● **Exercise objective**
Retype each line of the material exactly, please, skipping any picture in it.

● **Data in this exercise**
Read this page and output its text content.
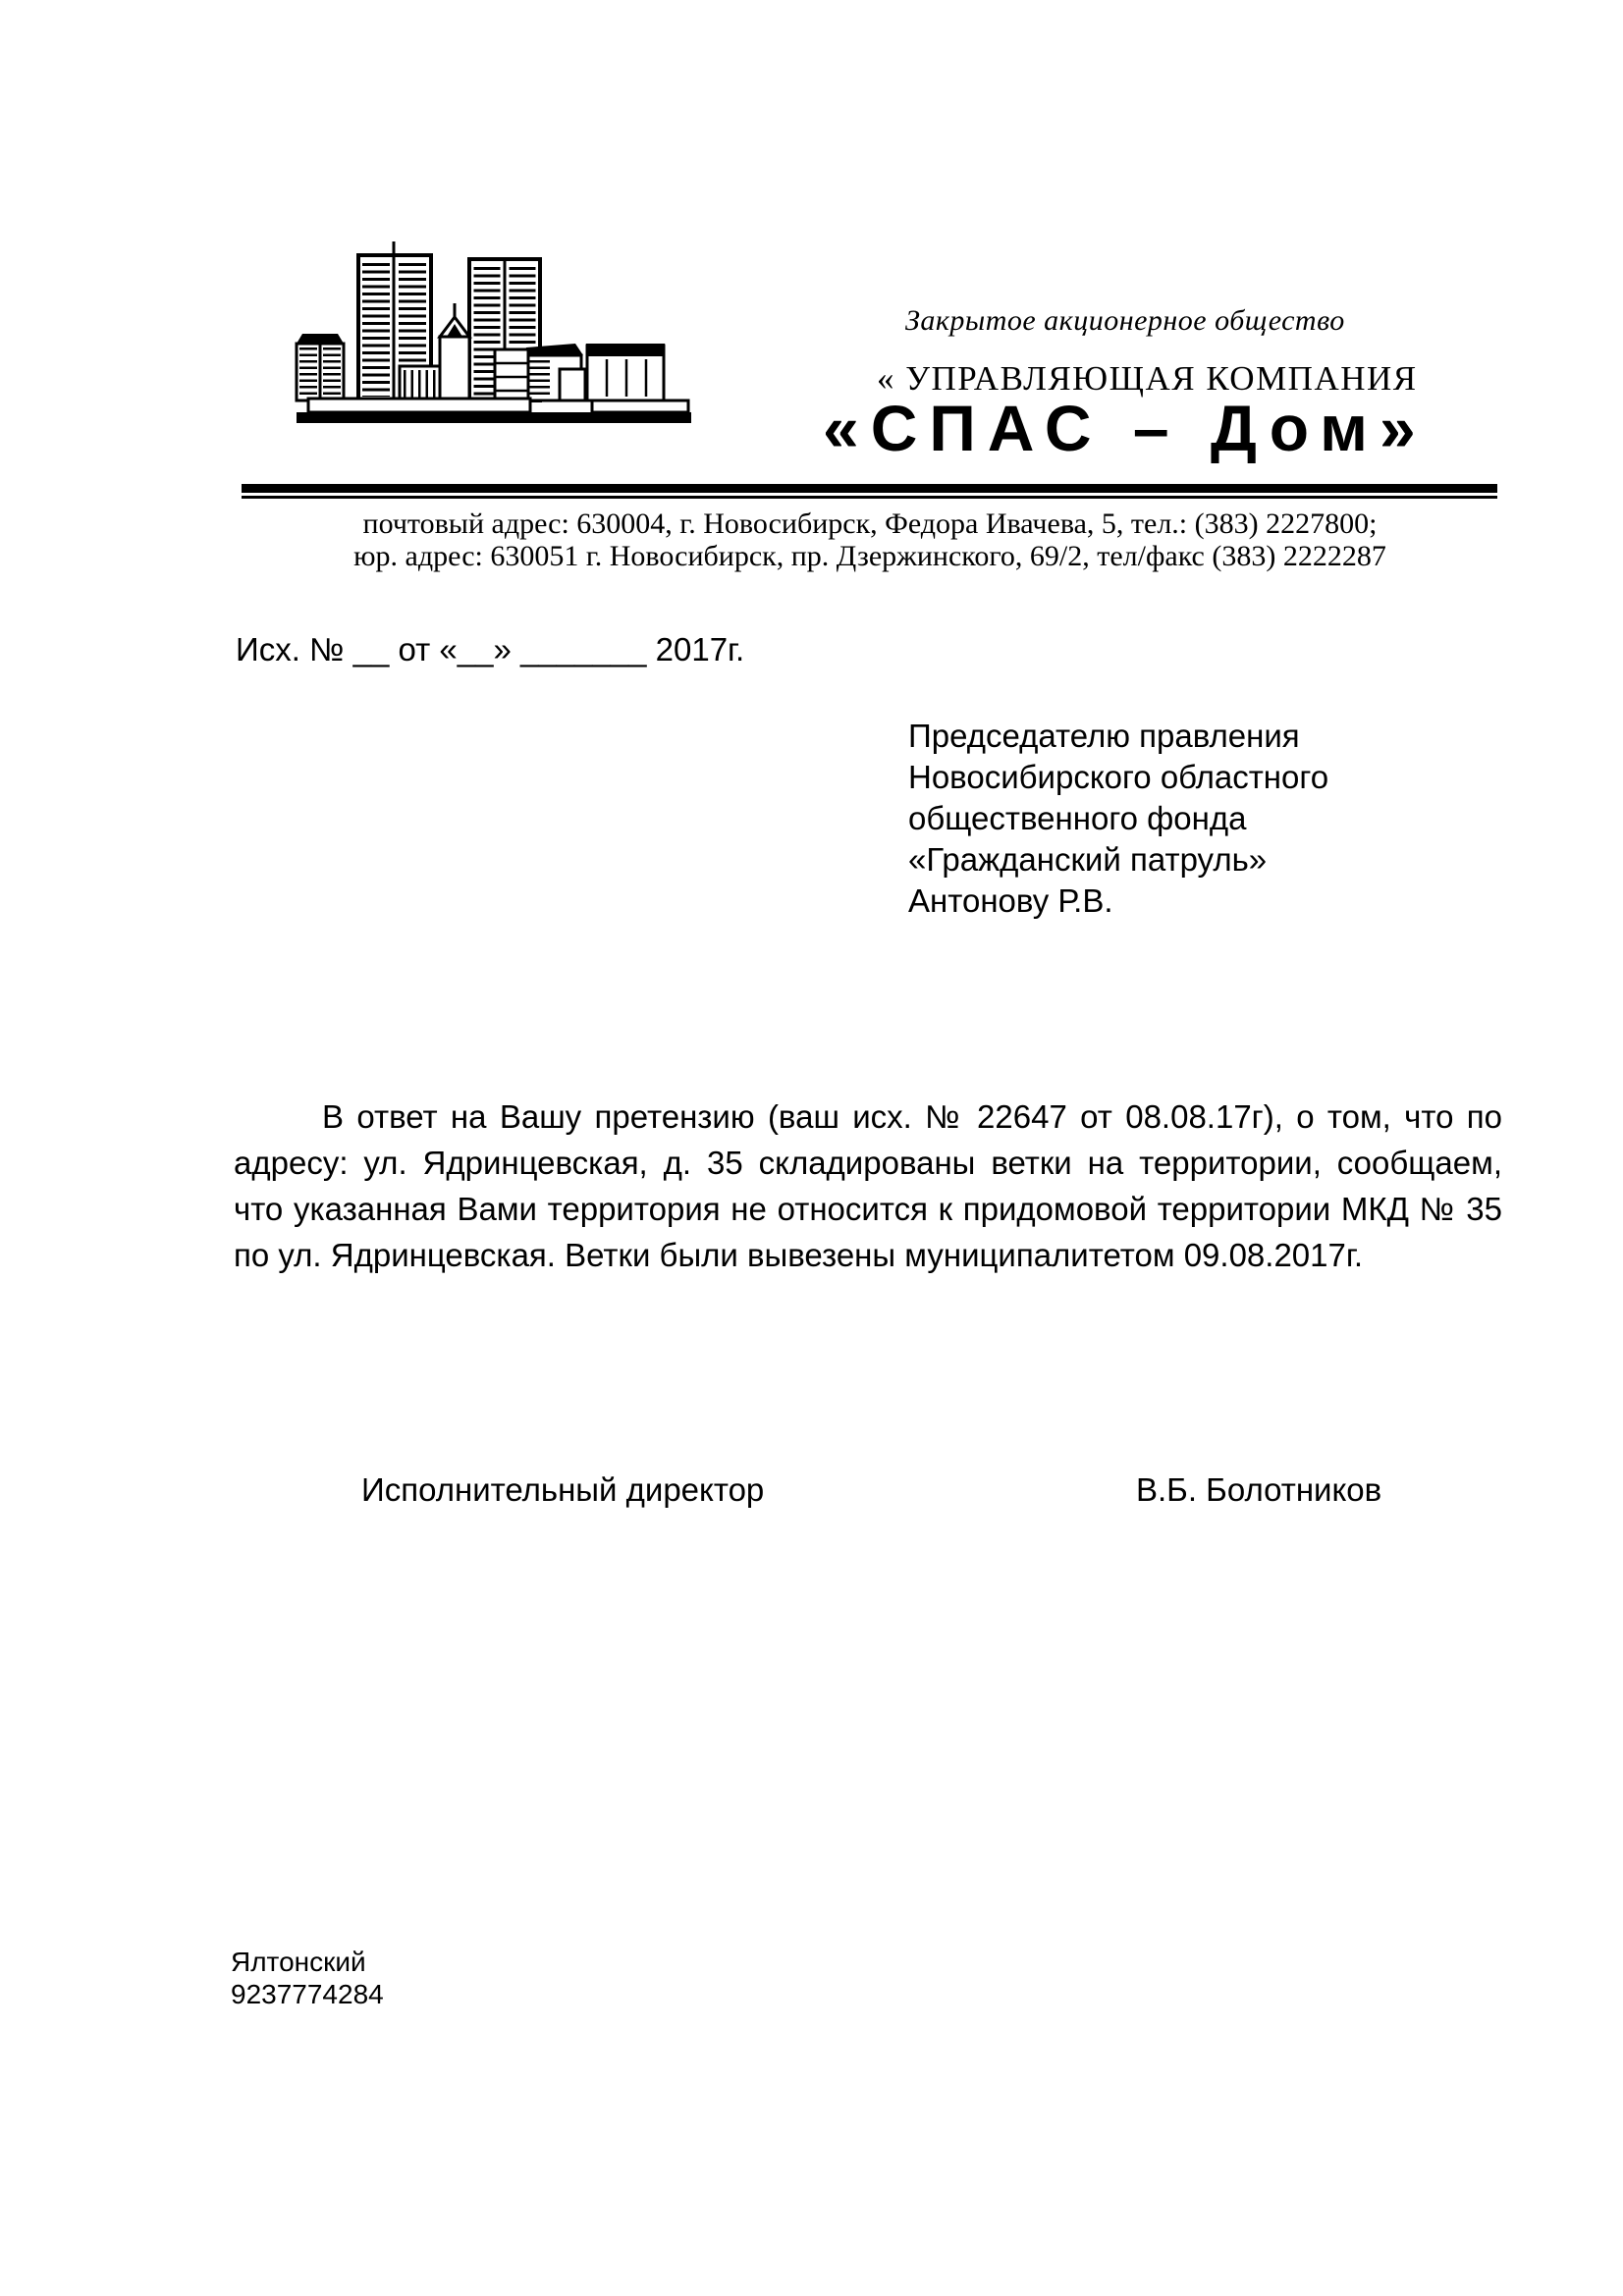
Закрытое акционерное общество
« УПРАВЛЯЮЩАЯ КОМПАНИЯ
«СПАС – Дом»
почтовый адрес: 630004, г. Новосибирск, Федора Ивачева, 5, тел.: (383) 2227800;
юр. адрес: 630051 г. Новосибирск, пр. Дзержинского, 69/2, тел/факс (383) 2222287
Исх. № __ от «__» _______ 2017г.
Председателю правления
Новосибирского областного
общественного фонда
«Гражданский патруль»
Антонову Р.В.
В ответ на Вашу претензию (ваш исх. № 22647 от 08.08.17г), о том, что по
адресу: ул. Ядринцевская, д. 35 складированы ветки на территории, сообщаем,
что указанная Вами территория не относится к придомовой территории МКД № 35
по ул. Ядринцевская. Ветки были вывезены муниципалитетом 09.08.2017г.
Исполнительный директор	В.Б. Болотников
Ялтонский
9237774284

● **Correct response**
Read this page and output its text content.
Закрытое акционерное общество
« УПРАВЛЯЮЩАЯ КОМПАНИЯ
«СПАС – Дом»
почтовый адрес: 630004, г. Новосибирск, Федора Ивачева, 5, тел.: (383) 2227800;
юр. адрес: 630051 г. Новосибирск, пр. Дзержинского, 69/2, тел/факс (383) 2222287
Исх. № __ от «__» _______ 2017г.
Председателю правления
Новосибирского областного
общественного фонда
«Гражданский патруль»
Антонову Р.В.
В ответ на Вашу претензию (ваш исх. № 22647 от 08.08.17г), о том, что по
адресу: ул. Ядринцевская, д. 35 складированы ветки на территории, сообщаем,
что указанная Вами территория не относится к придомовой территории МКД № 35
по ул. Ядринцевская. Ветки были вывезены муниципалитетом 09.08.2017г.
Исполнительный директор	В.Б. Болотников
Ялтонский
9237774284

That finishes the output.